Gather all lines in the records below that include the word "Equalizers".
## START
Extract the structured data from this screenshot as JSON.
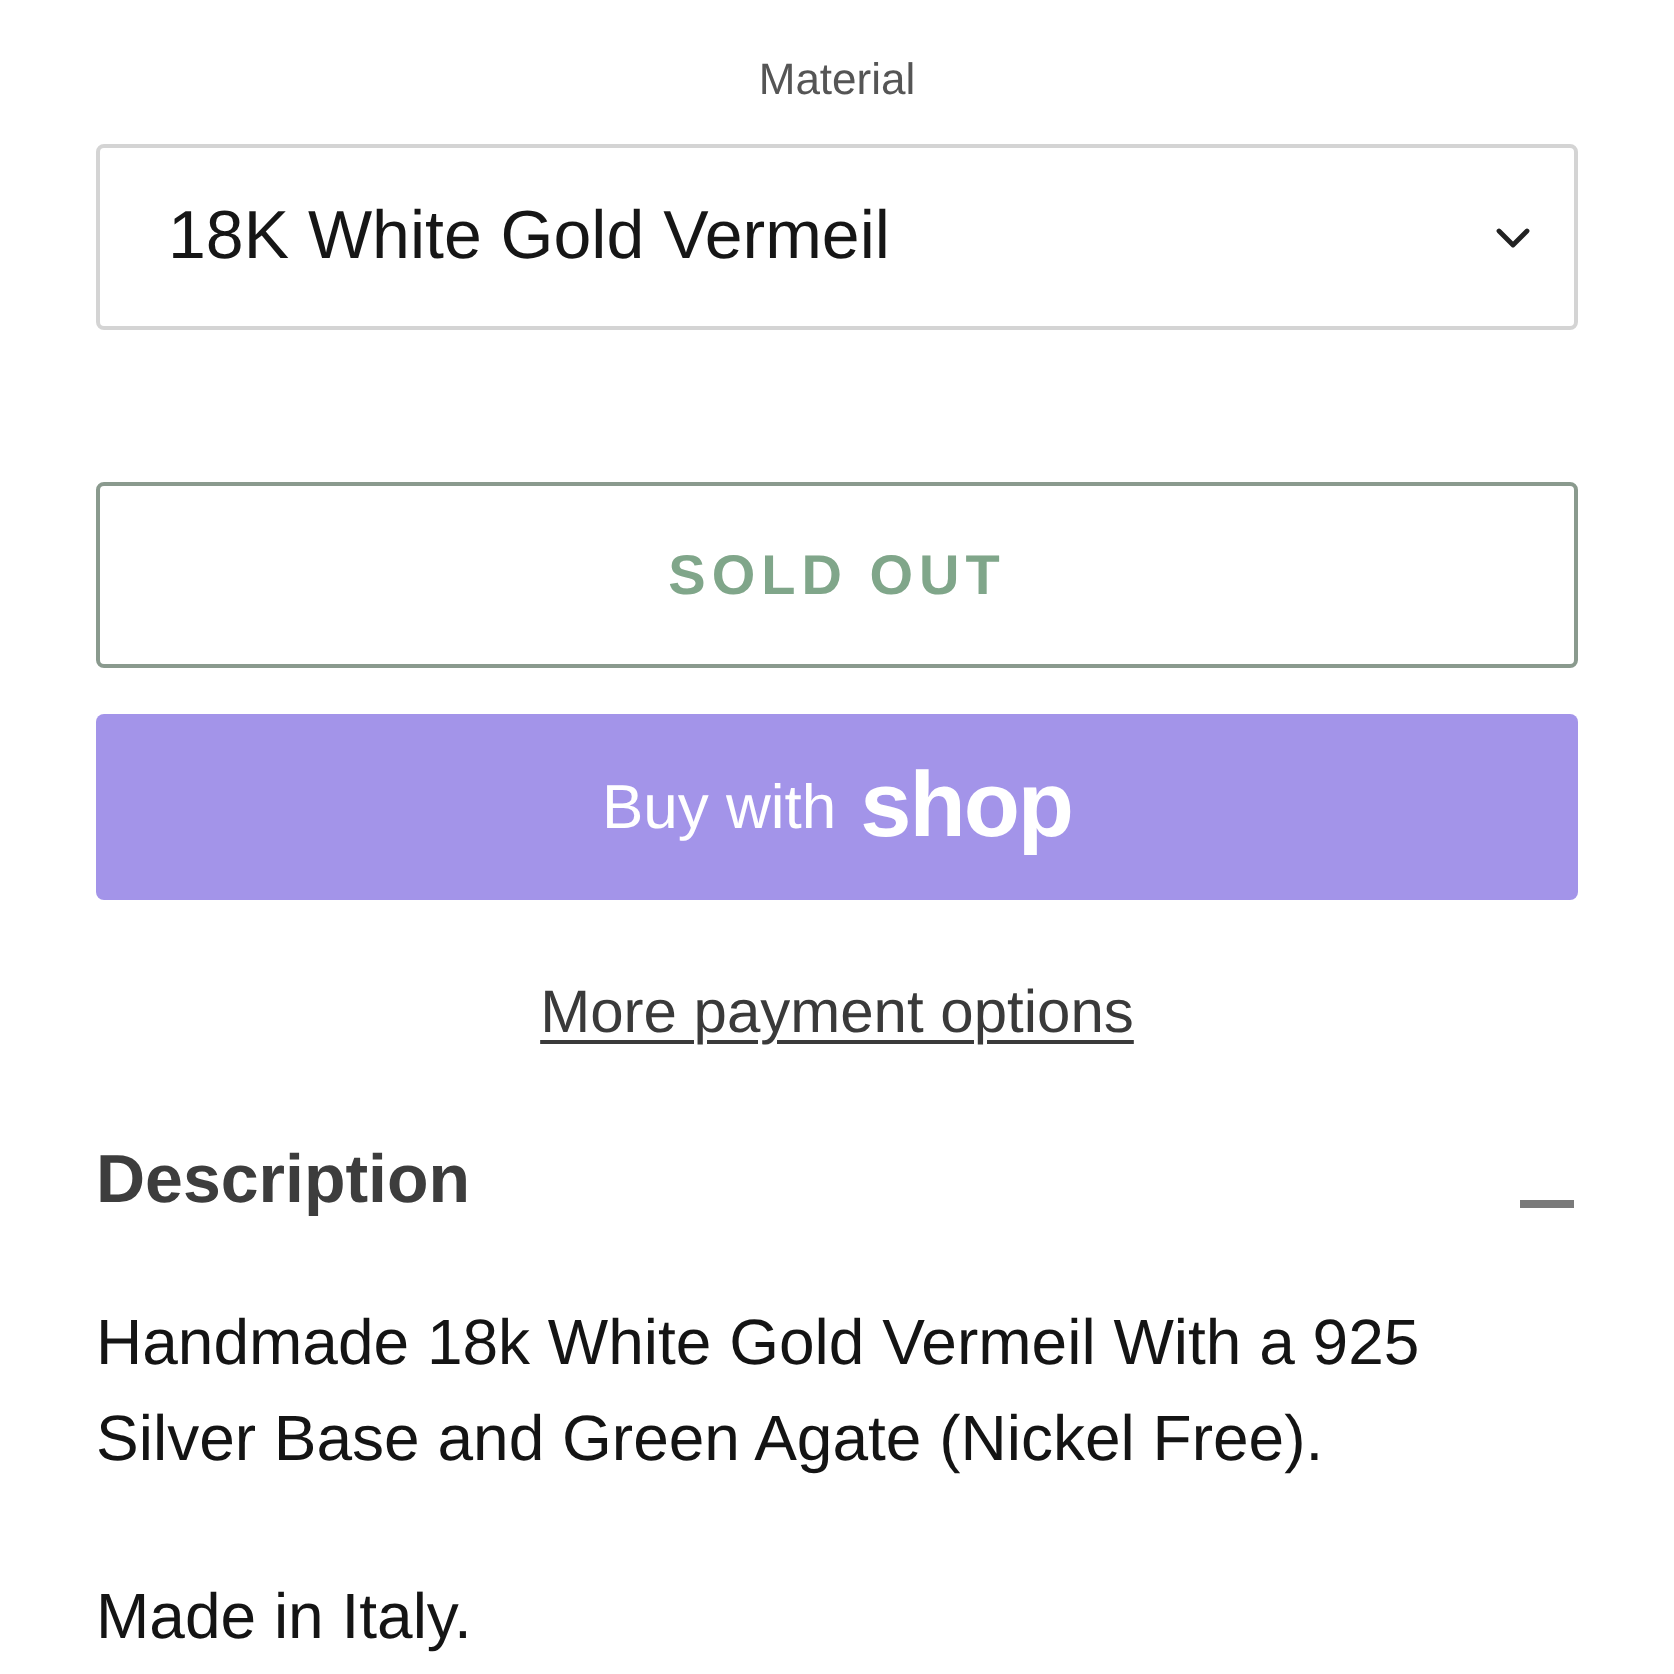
{
  "variant_selector": {
    "label": "Material",
    "value": "18K White Gold Vermeil"
  },
  "buttons": [
    {
      "kind": "outline",
      "label": "SOLD OUT"
    },
    {
      "kind": "shop_pay",
      "label": "Buy with",
      "brand": "shop"
    }
  ],
  "more_payment_link": "More payment options",
  "description": {
    "title": "Description",
    "expanded": true,
    "paragraphs": [
      "Handmade 18k White Gold Vermeil With a 925 Silver Base and Green Agate (Nickel Free).",
      "Made in Italy."
    ]
  }
}
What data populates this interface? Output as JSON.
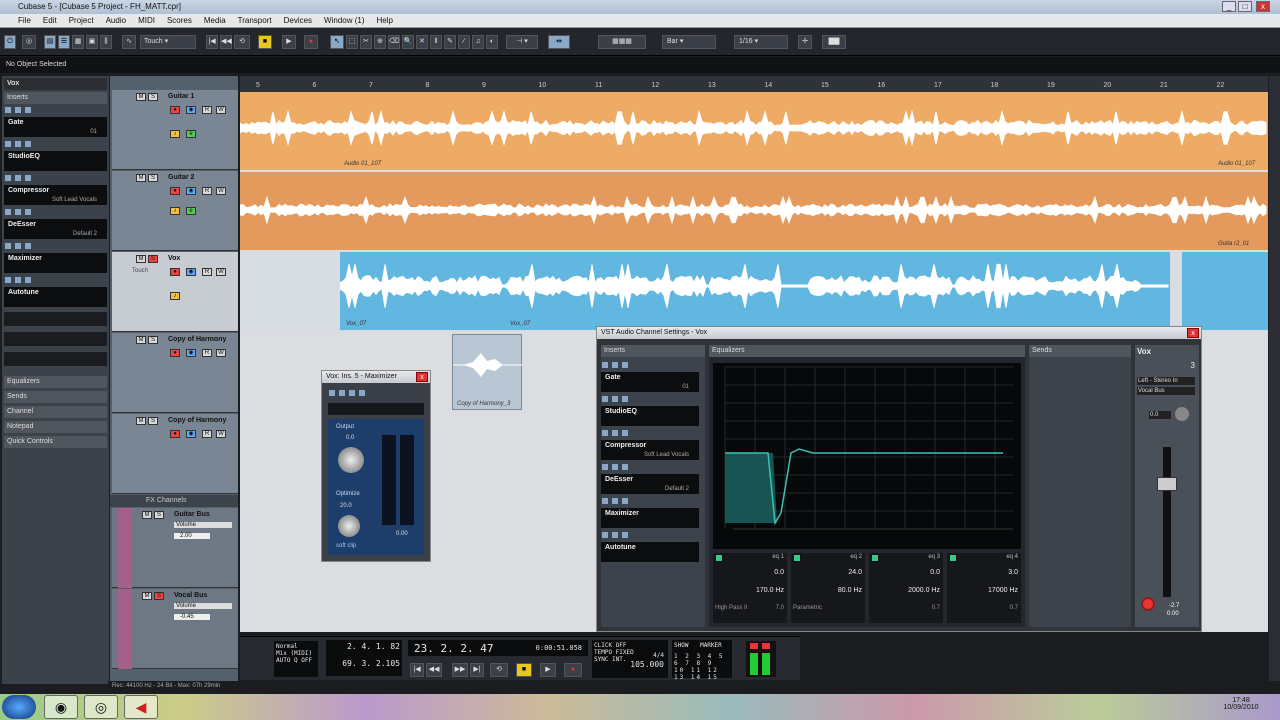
{
  "window": {
    "title": "Cubase 5 - [Cubase 5 Project - FH_MATT.cpr]"
  },
  "menu": [
    "File",
    "Edit",
    "Project",
    "Audio",
    "MIDI",
    "Scores",
    "Media",
    "Transport",
    "Devices",
    "Window (1)",
    "Help"
  ],
  "toolbar": {
    "automation_mode": "Touch",
    "snap_type": "Bar",
    "quantize": "1/16"
  },
  "info_line": "No Object Selected",
  "inspector": {
    "track_name": "Vox",
    "inserts_label": "Inserts",
    "inserts": [
      {
        "name": "Gate",
        "preset": "01"
      },
      {
        "name": "StudioEQ",
        "preset": ""
      },
      {
        "name": "Compressor",
        "preset": "Soft Lead Vocals"
      },
      {
        "name": "DeEsser",
        "preset": "Default 2"
      },
      {
        "name": "Maximizer",
        "preset": ""
      },
      {
        "name": "Autotune",
        "preset": ""
      }
    ],
    "sections": [
      "Equalizers",
      "Sends",
      "Channel",
      "Notepad",
      "Quick Controls"
    ]
  },
  "tracks": [
    {
      "name": "Guitar 1",
      "event": "Audio 01_107",
      "event2": "Audio 01_107"
    },
    {
      "name": "Guitar 2",
      "event": "Guita r2_01"
    },
    {
      "name": "Vox",
      "auto": "Touch",
      "event": "Vox_07",
      "event2": "Vox_07"
    },
    {
      "name": "Copy of Harmony",
      "event": "Copy of Harmony_3"
    },
    {
      "name": "Copy of Harmony"
    }
  ],
  "fx_folder": "FX Channels",
  "fx_tracks": [
    {
      "name": "Guitar Bus",
      "param": "Volume",
      "value": "2.00"
    },
    {
      "name": "Vocal Bus",
      "param": "Volume",
      "value": "-0.45"
    }
  ],
  "ruler": [
    "5",
    "6",
    "7",
    "8",
    "9",
    "10",
    "11",
    "12",
    "13",
    "14",
    "15",
    "16",
    "17",
    "18",
    "19",
    "20",
    "21",
    "22"
  ],
  "maximizer": {
    "title": "Vox: Ins. 5 - Maximizer",
    "output_label": "Output",
    "output_value": "0.0",
    "optimize_label": "Optimize",
    "optimize_value": "20.0",
    "softclip": "soft clip",
    "meter_value": "0.00"
  },
  "channel_settings": {
    "title": "VST Audio Channel Settings - Vox",
    "inserts_label": "Inserts",
    "equalizers_label": "Equalizers",
    "sends_label": "Sends",
    "channel_name": "Vox",
    "channel_number": "3",
    "routing": "Left - Stereo In",
    "output": "Vocal Bus",
    "inserts": [
      {
        "name": "Gate",
        "preset": "01"
      },
      {
        "name": "StudioEQ",
        "preset": ""
      },
      {
        "name": "Compressor",
        "preset": "Soft Lead Vocals"
      },
      {
        "name": "DeEsser",
        "preset": "Default 2"
      },
      {
        "name": "Maximizer",
        "preset": ""
      },
      {
        "name": "Autotune",
        "preset": ""
      }
    ],
    "eq_bands": [
      {
        "label": "eq 1",
        "gain": "0.0",
        "freq": "170.0 Hz",
        "q": "7.0",
        "type": "High Pass II"
      },
      {
        "label": "eq 2",
        "gain": "24.0",
        "freq": "80.0 Hz",
        "q": "",
        "type": "Parametric"
      },
      {
        "label": "eq 3",
        "gain": "0.0",
        "freq": "2000.0 Hz",
        "q": "0.7",
        "type": ""
      },
      {
        "label": "eq 4",
        "gain": "3.0",
        "freq": "17000 Hz",
        "q": "0.7",
        "type": ""
      }
    ],
    "fader_value": "-2.7",
    "pan_value": "0.00",
    "gain_value": "0.0"
  },
  "transport": {
    "left_locator": "2. 4. 1. 82",
    "right_locator": "69. 3. 2.105",
    "position": "23. 2. 2. 47",
    "time": "0:00:51.058",
    "mode1": "Normal",
    "mode2": "Mix (MIDI)",
    "auto_q": "AUTO Q  OFF",
    "click": "CLICK  OFF",
    "tempo_label": "TEMPO  FIXED",
    "sync": "SYNC  INT.",
    "signature": "4/4",
    "tempo": "105.000",
    "show_label": "SHOW",
    "marker_label": "MARKER"
  },
  "status": "Rec: 44100 Hz - 24 Bit - Max: 07h 29min",
  "clock": {
    "time": "17:48",
    "date": "10/09/2010"
  }
}
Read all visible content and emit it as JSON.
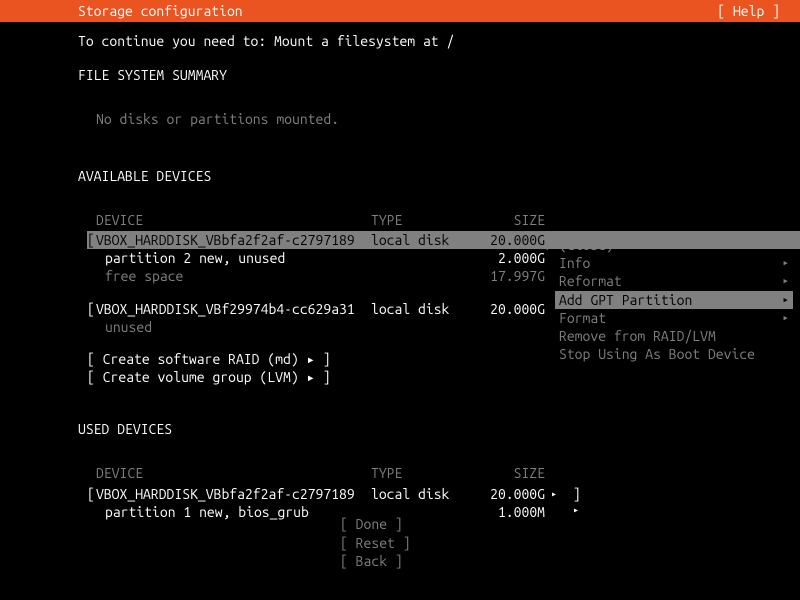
## END
** Problem solution **
      "Equalizers",
    "equalizers_label": "Equalizers",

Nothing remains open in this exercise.